Exercise
Wherever "Distance" appears in a line, list that line.
** START OF Exercise materials **
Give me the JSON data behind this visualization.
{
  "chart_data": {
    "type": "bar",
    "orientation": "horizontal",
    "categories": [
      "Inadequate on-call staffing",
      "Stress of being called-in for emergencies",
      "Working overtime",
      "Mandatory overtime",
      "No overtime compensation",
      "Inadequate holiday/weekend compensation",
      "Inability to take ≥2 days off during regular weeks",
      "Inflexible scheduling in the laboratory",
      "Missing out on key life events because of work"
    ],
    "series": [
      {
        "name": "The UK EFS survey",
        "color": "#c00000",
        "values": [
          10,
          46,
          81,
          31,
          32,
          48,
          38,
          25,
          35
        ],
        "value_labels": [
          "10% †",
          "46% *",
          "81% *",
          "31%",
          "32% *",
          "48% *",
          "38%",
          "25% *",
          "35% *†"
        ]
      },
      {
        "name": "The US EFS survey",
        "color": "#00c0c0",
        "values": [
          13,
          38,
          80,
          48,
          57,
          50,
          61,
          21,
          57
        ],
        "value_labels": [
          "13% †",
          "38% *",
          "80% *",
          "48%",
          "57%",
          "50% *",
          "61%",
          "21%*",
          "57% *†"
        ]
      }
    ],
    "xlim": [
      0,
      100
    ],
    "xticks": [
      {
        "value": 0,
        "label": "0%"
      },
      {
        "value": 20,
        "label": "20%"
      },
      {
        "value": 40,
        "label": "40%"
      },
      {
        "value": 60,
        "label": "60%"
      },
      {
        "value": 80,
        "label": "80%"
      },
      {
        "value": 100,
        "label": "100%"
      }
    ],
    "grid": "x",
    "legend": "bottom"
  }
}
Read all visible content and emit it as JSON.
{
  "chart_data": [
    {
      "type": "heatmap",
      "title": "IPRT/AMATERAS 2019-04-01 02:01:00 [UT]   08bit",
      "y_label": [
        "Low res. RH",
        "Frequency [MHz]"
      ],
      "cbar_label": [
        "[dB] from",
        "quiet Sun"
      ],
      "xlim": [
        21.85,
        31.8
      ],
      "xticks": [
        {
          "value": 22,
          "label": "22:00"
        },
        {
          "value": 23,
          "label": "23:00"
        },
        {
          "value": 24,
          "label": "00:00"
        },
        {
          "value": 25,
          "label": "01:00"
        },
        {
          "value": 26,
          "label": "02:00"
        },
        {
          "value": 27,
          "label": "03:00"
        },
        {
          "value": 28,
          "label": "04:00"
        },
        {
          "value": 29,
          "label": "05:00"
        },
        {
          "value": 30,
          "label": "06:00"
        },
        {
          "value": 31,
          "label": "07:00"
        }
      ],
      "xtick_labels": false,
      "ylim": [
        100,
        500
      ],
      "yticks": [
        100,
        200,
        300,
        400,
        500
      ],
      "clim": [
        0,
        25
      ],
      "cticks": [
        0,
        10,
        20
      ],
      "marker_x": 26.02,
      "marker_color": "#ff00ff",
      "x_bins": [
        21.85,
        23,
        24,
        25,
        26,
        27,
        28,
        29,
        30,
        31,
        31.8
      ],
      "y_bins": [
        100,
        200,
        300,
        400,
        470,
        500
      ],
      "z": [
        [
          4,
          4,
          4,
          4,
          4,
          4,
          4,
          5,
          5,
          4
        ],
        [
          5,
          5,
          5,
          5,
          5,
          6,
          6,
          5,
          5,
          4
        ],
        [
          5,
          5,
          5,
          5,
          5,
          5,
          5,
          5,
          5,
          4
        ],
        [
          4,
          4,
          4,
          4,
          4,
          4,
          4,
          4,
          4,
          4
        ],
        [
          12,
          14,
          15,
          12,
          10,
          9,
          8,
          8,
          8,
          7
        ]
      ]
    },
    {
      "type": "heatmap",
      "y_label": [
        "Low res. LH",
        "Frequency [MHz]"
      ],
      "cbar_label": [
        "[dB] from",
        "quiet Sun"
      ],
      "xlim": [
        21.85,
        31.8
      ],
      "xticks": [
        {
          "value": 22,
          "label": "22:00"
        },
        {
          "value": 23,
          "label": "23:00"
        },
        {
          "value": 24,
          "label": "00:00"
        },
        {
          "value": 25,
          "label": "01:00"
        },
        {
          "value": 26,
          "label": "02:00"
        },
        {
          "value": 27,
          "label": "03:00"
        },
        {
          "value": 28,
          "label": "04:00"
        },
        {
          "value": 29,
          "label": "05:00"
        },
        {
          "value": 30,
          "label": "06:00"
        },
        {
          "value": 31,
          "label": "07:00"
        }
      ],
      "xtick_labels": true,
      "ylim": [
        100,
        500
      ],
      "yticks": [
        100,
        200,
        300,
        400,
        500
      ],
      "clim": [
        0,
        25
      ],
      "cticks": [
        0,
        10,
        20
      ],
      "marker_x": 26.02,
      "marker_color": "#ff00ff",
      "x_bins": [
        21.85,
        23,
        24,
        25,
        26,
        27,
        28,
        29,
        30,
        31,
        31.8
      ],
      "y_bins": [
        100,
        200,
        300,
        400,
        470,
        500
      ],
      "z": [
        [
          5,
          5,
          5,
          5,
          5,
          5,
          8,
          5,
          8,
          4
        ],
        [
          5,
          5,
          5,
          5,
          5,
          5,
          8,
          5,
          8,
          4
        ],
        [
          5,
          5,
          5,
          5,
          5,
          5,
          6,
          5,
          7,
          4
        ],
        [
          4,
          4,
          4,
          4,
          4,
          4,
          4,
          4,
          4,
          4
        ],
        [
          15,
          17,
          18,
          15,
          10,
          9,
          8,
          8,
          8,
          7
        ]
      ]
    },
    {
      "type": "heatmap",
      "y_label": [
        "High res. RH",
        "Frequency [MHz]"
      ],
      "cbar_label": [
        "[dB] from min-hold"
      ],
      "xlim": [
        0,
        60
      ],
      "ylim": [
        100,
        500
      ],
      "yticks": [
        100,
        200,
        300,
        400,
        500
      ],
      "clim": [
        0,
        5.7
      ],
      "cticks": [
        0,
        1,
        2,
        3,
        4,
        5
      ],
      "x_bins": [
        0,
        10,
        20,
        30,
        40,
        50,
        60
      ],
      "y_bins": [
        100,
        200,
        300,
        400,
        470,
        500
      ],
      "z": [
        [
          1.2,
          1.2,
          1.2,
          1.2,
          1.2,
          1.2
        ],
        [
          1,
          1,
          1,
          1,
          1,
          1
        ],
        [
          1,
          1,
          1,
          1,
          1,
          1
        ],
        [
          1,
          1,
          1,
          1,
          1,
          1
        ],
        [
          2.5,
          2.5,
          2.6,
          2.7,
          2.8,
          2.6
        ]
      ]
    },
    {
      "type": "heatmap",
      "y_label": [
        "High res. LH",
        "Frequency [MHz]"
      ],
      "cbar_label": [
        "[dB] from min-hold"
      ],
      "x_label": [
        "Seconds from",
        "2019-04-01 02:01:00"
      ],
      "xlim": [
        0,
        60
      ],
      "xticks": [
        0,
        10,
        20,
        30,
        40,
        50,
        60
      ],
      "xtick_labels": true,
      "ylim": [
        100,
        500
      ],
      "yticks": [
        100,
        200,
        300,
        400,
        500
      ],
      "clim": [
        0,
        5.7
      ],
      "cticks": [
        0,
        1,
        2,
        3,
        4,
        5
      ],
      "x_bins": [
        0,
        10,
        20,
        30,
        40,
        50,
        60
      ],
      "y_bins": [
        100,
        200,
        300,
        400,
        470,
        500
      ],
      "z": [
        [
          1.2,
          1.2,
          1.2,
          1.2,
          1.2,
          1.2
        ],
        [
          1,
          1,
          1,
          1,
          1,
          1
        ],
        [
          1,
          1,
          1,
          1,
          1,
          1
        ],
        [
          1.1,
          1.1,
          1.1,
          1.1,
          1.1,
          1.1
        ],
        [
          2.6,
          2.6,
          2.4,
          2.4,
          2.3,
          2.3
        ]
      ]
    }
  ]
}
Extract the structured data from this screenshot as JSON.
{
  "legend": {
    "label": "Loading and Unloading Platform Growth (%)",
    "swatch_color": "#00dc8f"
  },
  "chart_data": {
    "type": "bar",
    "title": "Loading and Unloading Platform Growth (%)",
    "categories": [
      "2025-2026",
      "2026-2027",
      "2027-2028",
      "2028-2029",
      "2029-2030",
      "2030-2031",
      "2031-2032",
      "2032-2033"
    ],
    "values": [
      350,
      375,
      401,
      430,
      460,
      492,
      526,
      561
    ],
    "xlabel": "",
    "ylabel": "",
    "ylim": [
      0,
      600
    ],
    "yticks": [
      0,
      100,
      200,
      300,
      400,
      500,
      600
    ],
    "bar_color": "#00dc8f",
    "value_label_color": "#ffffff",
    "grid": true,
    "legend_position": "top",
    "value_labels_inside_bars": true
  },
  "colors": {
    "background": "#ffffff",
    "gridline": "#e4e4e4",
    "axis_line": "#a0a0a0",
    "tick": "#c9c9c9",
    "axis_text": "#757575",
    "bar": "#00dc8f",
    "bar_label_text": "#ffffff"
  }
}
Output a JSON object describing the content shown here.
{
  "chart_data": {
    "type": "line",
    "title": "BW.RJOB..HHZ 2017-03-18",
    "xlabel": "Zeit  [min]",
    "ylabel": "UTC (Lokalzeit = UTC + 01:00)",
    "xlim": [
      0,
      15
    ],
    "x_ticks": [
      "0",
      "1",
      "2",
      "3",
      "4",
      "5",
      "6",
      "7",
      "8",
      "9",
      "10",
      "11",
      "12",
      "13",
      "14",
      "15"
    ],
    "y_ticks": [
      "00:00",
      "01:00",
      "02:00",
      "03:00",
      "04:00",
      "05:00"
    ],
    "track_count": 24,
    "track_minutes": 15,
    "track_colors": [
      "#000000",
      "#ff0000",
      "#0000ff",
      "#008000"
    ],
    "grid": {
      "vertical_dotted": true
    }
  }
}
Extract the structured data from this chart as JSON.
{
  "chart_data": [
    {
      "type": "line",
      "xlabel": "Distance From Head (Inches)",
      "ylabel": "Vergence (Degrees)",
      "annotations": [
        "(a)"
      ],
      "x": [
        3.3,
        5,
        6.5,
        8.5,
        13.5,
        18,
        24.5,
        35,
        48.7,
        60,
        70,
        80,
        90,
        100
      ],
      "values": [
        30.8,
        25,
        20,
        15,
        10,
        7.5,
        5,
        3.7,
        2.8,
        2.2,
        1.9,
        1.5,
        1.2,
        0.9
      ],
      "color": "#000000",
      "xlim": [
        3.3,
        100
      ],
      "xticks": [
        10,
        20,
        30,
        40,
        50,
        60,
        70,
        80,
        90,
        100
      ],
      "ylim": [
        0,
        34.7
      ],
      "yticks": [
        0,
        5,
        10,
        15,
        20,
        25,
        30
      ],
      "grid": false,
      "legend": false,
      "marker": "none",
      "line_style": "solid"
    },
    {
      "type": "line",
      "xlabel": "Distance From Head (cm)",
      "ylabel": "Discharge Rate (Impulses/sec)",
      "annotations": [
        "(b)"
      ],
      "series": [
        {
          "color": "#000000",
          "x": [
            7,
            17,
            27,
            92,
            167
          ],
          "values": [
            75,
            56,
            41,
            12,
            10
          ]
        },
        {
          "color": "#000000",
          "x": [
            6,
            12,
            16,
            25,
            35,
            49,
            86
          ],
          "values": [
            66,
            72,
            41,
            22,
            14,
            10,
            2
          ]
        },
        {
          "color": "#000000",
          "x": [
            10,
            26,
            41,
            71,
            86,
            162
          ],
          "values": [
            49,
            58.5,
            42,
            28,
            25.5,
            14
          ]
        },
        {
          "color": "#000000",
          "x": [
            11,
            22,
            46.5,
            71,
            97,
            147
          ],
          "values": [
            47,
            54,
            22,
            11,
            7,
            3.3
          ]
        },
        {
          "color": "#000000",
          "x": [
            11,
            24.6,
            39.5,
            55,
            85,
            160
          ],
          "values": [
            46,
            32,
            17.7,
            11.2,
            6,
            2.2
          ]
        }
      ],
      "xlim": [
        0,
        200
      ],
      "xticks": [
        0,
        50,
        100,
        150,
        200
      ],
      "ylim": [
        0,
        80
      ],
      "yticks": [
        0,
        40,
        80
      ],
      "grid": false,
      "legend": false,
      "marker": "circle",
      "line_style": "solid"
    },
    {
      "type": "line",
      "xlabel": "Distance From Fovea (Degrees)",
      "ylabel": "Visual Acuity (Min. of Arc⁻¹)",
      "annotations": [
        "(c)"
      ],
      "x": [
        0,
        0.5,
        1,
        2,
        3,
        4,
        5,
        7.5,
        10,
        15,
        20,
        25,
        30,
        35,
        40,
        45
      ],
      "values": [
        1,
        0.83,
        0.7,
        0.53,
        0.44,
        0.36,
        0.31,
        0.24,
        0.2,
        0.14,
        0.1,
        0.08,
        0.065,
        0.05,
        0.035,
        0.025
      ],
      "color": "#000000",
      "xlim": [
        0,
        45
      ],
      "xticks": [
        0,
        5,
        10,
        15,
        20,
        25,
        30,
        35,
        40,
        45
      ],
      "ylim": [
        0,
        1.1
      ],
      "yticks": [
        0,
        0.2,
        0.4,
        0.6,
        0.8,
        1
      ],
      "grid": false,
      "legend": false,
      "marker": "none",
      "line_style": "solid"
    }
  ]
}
** END OF Exercise materials **
Task answer
      "xlabel": "Distance From Head (Inches)",
      "xlabel": "Distance From Head (cm)",
      "xlabel": "Distance From Fovea (Degrees)",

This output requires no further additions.